/---

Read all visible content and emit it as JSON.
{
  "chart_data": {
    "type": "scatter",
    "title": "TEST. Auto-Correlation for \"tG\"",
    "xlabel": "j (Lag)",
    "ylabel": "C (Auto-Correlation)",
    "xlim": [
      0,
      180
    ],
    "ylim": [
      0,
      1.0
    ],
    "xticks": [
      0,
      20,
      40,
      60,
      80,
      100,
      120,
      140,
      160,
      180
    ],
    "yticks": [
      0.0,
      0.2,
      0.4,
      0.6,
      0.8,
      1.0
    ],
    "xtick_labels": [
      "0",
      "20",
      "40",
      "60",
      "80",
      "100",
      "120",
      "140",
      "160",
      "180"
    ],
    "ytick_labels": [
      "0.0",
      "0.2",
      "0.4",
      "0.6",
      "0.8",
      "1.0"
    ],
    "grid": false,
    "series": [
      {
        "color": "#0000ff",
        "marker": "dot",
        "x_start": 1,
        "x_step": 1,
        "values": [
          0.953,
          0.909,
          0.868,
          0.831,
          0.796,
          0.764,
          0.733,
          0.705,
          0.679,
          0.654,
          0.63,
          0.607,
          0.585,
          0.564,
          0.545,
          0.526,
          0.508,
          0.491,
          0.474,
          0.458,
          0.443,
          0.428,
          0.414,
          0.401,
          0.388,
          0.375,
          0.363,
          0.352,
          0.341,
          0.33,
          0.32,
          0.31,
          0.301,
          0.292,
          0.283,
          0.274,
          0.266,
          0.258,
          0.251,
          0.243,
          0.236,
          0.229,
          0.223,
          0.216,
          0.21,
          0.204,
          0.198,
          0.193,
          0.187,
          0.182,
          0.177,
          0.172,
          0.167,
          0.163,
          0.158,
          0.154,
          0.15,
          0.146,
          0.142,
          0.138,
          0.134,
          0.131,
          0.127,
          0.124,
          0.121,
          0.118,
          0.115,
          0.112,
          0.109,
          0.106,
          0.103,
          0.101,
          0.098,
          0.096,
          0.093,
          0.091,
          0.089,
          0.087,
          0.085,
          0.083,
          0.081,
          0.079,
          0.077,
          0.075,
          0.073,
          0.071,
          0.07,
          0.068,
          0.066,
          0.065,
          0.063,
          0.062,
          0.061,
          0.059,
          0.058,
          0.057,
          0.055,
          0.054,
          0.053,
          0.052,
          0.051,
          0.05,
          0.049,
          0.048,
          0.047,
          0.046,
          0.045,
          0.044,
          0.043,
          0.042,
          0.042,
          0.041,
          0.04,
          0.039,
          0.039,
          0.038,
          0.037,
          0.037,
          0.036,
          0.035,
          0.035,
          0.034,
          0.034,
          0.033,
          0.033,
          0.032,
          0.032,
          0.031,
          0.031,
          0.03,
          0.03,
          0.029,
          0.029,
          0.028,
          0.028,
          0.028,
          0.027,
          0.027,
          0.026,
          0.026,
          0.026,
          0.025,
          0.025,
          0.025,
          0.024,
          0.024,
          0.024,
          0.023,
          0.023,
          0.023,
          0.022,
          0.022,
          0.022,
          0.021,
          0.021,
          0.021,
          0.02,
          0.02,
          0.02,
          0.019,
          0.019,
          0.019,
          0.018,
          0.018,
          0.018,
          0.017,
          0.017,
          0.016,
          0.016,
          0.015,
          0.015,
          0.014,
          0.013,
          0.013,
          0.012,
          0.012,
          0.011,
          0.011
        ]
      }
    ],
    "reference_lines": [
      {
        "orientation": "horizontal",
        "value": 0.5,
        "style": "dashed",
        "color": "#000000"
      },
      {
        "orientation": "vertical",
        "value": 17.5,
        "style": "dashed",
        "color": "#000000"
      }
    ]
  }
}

\---

[WRITTEN TASK] Pick out all lines containing the string "Correlation".

[FULL SOLUTION]
    "title": "TEST. Auto-Correlation for \"tG\"",
    "ylabel": "C (Auto-Correlation)",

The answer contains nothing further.